In the copy, include every entry exactly but none of the pictures.

•••

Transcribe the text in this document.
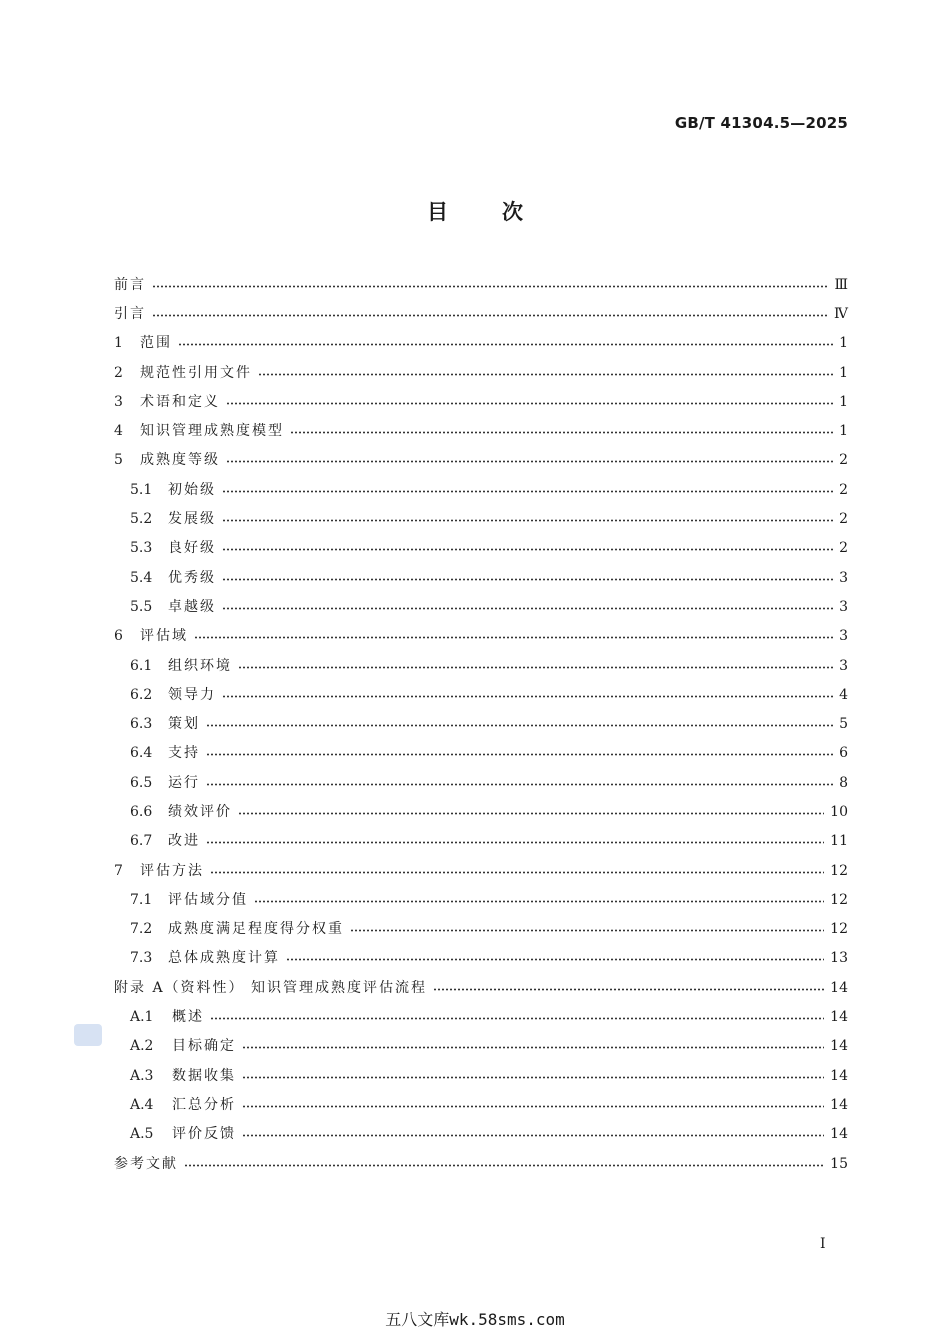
GB/T 41304.5—2025
目	次
前言	Ⅲ
引言	Ⅳ
1	范围	1
2	规范性引用文件	1
3	术语和定义	1
4	知识管理成熟度模型	1
5	成熟度等级	2
5.1	初始级	2
5.2	发展级	2
5.3	良好级	2
5.4	优秀级	3
5.5	卓越级	3
6	评估域	3
6.1	组织环境	3
6.2	领导力	4
6.3	策划	5
6.4	支持	6
6.5	运行	8
6.6	绩效评价	10
6.7	改进	11
7	评估方法	12
7.1	评估域分值	12
7.2	成熟度满足程度得分权重	12
7.3	总体成熟度计算	13
附录 A（资料性） 知识管理成熟度评估流程	14
A.1	概述	14
A.2	目标确定	14
A.3	数据收集	14
A.4	汇总分析	14
A.5	评价反馈	14
参考文献	15
I
五八文库wk.58sms.com
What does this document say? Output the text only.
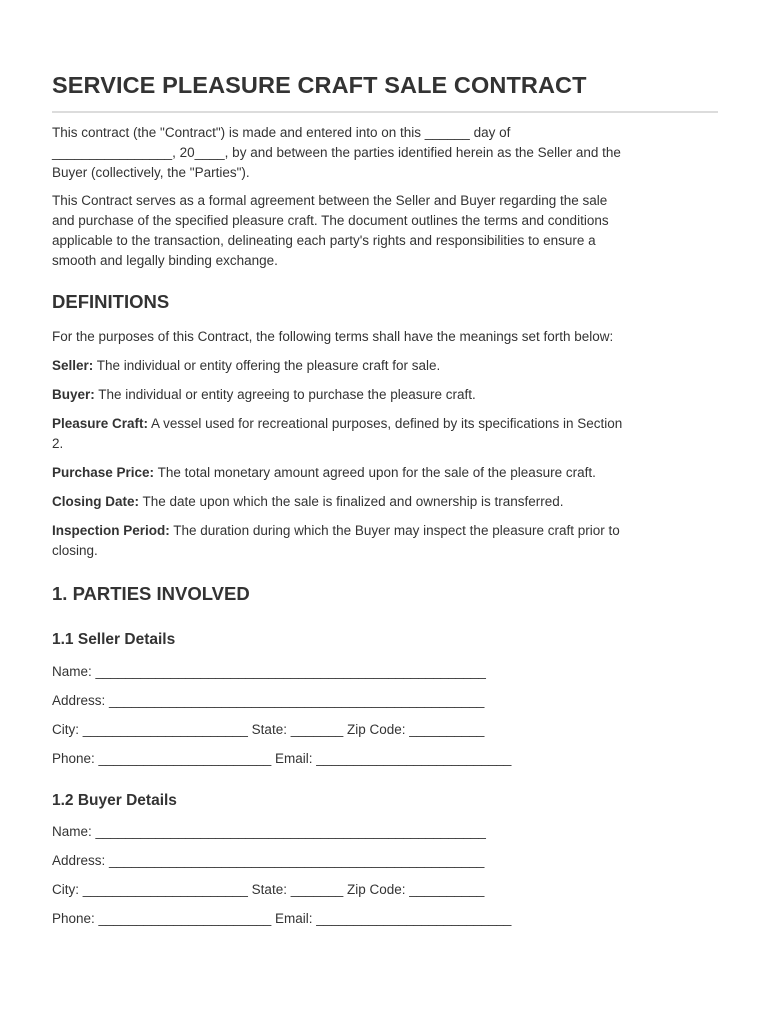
SERVICE PLEASURE CRAFT SALE CONTRACT

This contract (the "Contract") is made and entered into on this ______ day of
________________, 20____, by and between the parties identified herein as the Seller and the
Buyer (collectively, the "Parties").

This Contract serves as a formal agreement between the Seller and Buyer regarding the sale
and purchase of the specified pleasure craft. The document outlines the terms and conditions
applicable to the transaction, delineating each party's rights and responsibilities to ensure a
smooth and legally binding exchange.

DEFINITIONS

For the purposes of this Contract, the following terms shall have the meanings set forth below:

Seller: The individual or entity offering the pleasure craft for sale.

Buyer: The individual or entity agreeing to purchase the pleasure craft.

Pleasure Craft: A vessel used for recreational purposes, defined by its specifications in Section
2.

Purchase Price: The total monetary amount agreed upon for the sale of the pleasure craft.

Closing Date: The date upon which the sale is finalized and ownership is transferred.

Inspection Period: The duration during which the Buyer may inspect the pleasure craft prior to
closing.

1. PARTIES INVOLVED
1.1 Seller Details

Name: ____________________________________________________

Address: __________________________________________________

City: ______________________ State: _______ Zip Code: __________

Phone: _______________________ Email: __________________________

1.2 Buyer Details

Name: ____________________________________________________

Address: __________________________________________________

City: ______________________ State: _______ Zip Code: __________

Phone: _______________________ Email: __________________________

•••

**Reply**
Transcribe the text in this document.
GB/T 41304.5—2025
目	次
前言	Ⅲ
引言	Ⅳ
1	范围	1
2	规范性引用文件	1
3	术语和定义	1
4	知识管理成熟度模型	1
5	成熟度等级	2
5.1	初始级	2
5.2	发展级	2
5.3	良好级	2
5.4	优秀级	3
5.5	卓越级	3
6	评估域	3
6.1	组织环境	3
6.2	领导力	4
6.3	策划	5
6.4	支持	6
6.5	运行	8
6.6	绩效评价	10
6.7	改进	11
7	评估方法	12
7.1	评估域分值	12
7.2	成熟度满足程度得分权重	12
7.3	总体成熟度计算	13
附录 A（资料性） 知识管理成熟度评估流程	14
A.1	概述	14
A.2	目标确定	14
A.3	数据收集	14
A.4	汇总分析	14
A.5	评价反馈	14
参考文献	15
I
五八文库wk.58sms.com
What does this document say? Output the text only.
SERVICE PLEASURE CRAFT SALE CONTRACT

This contract (the "Contract") is made and entered into on this ______ day of
________________, 20____, by and between the parties identified herein as the Seller and the
Buyer (collectively, the "Parties").

This Contract serves as a formal agreement between the Seller and Buyer regarding the sale
and purchase of the specified pleasure craft. The document outlines the terms and conditions
applicable to the transaction, delineating each party's rights and responsibilities to ensure a
smooth and legally binding exchange.

DEFINITIONS

For the purposes of this Contract, the following terms shall have the meanings set forth below:

Seller: The individual or entity offering the pleasure craft for sale.

Buyer: The individual or entity agreeing to purchase the pleasure craft.

Pleasure Craft: A vessel used for recreational purposes, defined by its specifications in Section
2.

Purchase Price: The total monetary amount agreed upon for the sale of the pleasure craft.

Closing Date: The date upon which the sale is finalized and ownership is transferred.

Inspection Period: The duration during which the Buyer may inspect the pleasure craft prior to
closing.

1. PARTIES INVOLVED
1.1 Seller Details

Name: ____________________________________________________

Address: __________________________________________________

City: ______________________ State: _______ Zip Code: __________

Phone: _______________________ Email: __________________________

1.2 Buyer Details

Name: ____________________________________________________

Address: __________________________________________________

City: ______________________ State: _______ Zip Code: __________

Phone: _______________________ Email: __________________________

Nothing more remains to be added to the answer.